- _Task data_:

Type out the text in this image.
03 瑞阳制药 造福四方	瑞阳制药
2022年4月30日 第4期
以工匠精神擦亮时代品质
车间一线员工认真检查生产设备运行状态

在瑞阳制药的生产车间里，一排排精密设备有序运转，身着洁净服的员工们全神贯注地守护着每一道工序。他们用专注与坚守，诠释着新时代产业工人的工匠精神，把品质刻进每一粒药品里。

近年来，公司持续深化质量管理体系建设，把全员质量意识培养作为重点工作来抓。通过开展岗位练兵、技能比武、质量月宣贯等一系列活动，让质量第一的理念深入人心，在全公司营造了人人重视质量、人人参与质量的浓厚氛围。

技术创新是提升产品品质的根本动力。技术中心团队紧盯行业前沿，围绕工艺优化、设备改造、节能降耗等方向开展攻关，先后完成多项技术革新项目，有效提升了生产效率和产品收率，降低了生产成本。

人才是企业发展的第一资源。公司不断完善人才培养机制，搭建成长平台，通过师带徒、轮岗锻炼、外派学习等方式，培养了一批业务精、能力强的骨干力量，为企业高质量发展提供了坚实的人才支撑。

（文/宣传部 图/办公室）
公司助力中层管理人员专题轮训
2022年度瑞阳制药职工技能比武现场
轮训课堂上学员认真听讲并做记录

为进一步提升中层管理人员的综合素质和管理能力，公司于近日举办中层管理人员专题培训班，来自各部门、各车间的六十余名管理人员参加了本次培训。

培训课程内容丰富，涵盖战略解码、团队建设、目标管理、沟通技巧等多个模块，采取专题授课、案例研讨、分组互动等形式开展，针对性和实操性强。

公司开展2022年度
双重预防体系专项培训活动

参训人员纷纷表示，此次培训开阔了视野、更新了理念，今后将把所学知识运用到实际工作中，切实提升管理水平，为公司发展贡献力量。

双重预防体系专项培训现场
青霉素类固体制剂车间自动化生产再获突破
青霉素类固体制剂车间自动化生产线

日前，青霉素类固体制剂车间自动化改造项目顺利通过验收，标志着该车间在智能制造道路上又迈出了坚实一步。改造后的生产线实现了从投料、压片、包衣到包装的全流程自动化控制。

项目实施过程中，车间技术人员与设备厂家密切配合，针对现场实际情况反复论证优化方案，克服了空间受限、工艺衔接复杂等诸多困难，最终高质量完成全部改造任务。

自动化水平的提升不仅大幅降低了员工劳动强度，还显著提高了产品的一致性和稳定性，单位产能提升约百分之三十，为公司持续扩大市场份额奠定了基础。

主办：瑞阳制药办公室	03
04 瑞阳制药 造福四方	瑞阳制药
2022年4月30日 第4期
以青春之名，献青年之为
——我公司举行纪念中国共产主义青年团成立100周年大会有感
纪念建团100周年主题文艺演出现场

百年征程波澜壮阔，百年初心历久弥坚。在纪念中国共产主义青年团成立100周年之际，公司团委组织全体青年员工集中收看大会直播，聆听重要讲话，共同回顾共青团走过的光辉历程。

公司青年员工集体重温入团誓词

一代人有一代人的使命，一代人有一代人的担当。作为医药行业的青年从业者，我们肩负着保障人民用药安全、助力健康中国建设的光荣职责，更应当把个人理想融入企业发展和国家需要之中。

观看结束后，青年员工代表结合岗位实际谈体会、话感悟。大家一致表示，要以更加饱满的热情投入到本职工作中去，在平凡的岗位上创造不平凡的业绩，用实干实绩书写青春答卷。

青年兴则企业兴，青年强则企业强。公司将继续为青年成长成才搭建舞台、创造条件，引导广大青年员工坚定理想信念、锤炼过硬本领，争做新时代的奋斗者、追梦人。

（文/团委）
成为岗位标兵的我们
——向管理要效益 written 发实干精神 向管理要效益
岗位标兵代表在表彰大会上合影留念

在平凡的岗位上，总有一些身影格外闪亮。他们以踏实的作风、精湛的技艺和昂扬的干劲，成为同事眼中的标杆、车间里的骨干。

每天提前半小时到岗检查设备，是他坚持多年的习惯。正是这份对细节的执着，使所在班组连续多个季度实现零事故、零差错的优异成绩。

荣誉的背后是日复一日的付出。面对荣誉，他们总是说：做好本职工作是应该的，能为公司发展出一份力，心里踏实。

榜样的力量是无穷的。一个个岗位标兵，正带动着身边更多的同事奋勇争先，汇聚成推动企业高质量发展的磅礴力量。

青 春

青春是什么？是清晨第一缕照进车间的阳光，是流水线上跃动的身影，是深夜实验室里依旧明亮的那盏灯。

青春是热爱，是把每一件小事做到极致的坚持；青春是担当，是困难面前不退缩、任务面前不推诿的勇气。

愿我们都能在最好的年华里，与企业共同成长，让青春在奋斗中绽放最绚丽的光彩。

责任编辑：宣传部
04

- _What to produce_: Quote all the records exactly, please, leaving none out.

- _Worked solution_:
Type out the text in this image.
03 瑞阳制药 造福四方	瑞阳制药
2022年4月30日 第4期
以工匠精神擦亮时代品质
车间一线员工认真检查生产设备运行状态

在瑞阳制药的生产车间里，一排排精密设备有序运转，身着洁净服的员工们全神贯注地守护着每一道工序。他们用专注与坚守，诠释着新时代产业工人的工匠精神，把品质刻进每一粒药品里。

近年来，公司持续深化质量管理体系建设，把全员质量意识培养作为重点工作来抓。通过开展岗位练兵、技能比武、质量月宣贯等一系列活动，让质量第一的理念深入人心，在全公司营造了人人重视质量、人人参与质量的浓厚氛围。

技术创新是提升产品品质的根本动力。技术中心团队紧盯行业前沿，围绕工艺优化、设备改造、节能降耗等方向开展攻关，先后完成多项技术革新项目，有效提升了生产效率和产品收率，降低了生产成本。

人才是企业发展的第一资源。公司不断完善人才培养机制，搭建成长平台，通过师带徒、轮岗锻炼、外派学习等方式，培养了一批业务精、能力强的骨干力量，为企业高质量发展提供了坚实的人才支撑。

（文/宣传部 图/办公室）
公司助力中层管理人员专题轮训
2022年度瑞阳制药职工技能比武现场
轮训课堂上学员认真听讲并做记录

为进一步提升中层管理人员的综合素质和管理能力，公司于近日举办中层管理人员专题培训班，来自各部门、各车间的六十余名管理人员参加了本次培训。

培训课程内容丰富，涵盖战略解码、团队建设、目标管理、沟通技巧等多个模块，采取专题授课、案例研讨、分组互动等形式开展，针对性和实操性强。

公司开展2022年度
双重预防体系专项培训活动

参训人员纷纷表示，此次培训开阔了视野、更新了理念，今后将把所学知识运用到实际工作中，切实提升管理水平，为公司发展贡献力量。

双重预防体系专项培训现场
青霉素类固体制剂车间自动化生产再获突破
青霉素类固体制剂车间自动化生产线

日前，青霉素类固体制剂车间自动化改造项目顺利通过验收，标志着该车间在智能制造道路上又迈出了坚实一步。改造后的生产线实现了从投料、压片、包衣到包装的全流程自动化控制。

项目实施过程中，车间技术人员与设备厂家密切配合，针对现场实际情况反复论证优化方案，克服了空间受限、工艺衔接复杂等诸多困难，最终高质量完成全部改造任务。

自动化水平的提升不仅大幅降低了员工劳动强度，还显著提高了产品的一致性和稳定性，单位产能提升约百分之三十，为公司持续扩大市场份额奠定了基础。

主办：瑞阳制药办公室	03
04 瑞阳制药 造福四方	瑞阳制药
2022年4月30日 第4期
以青春之名，献青年之为
——我公司举行纪念中国共产主义青年团成立100周年大会有感
纪念建团100周年主题文艺演出现场

百年征程波澜壮阔，百年初心历久弥坚。在纪念中国共产主义青年团成立100周年之际，公司团委组织全体青年员工集中收看大会直播，聆听重要讲话，共同回顾共青团走过的光辉历程。

公司青年员工集体重温入团誓词

一代人有一代人的使命，一代人有一代人的担当。作为医药行业的青年从业者，我们肩负着保障人民用药安全、助力健康中国建设的光荣职责，更应当把个人理想融入企业发展和国家需要之中。

观看结束后，青年员工代表结合岗位实际谈体会、话感悟。大家一致表示，要以更加饱满的热情投入到本职工作中去，在平凡的岗位上创造不平凡的业绩，用实干实绩书写青春答卷。

青年兴则企业兴，青年强则企业强。公司将继续为青年成长成才搭建舞台、创造条件，引导广大青年员工坚定理想信念、锤炼过硬本领，争做新时代的奋斗者、追梦人。

（文/团委）
成为岗位标兵的我们
——向管理要效益 written 发实干精神 向管理要效益
岗位标兵代表在表彰大会上合影留念

在平凡的岗位上，总有一些身影格外闪亮。他们以踏实的作风、精湛的技艺和昂扬的干劲，成为同事眼中的标杆、车间里的骨干。

每天提前半小时到岗检查设备，是他坚持多年的习惯。正是这份对细节的执着，使所在班组连续多个季度实现零事故、零差错的优异成绩。

荣誉的背后是日复一日的付出。面对荣誉，他们总是说：做好本职工作是应该的，能为公司发展出一份力，心里踏实。

榜样的力量是无穷的。一个个岗位标兵，正带动着身边更多的同事奋勇争先，汇聚成推动企业高质量发展的磅礴力量。

青 春

青春是什么？是清晨第一缕照进车间的阳光，是流水线上跃动的身影，是深夜实验室里依旧明亮的那盏灯。

青春是热爱，是把每一件小事做到极致的坚持；青春是担当，是困难面前不退缩、任务面前不推诿的勇气。

愿我们都能在最好的年华里，与企业共同成长，让青春在奋斗中绽放最绚丽的光彩。

责任编辑：宣传部
04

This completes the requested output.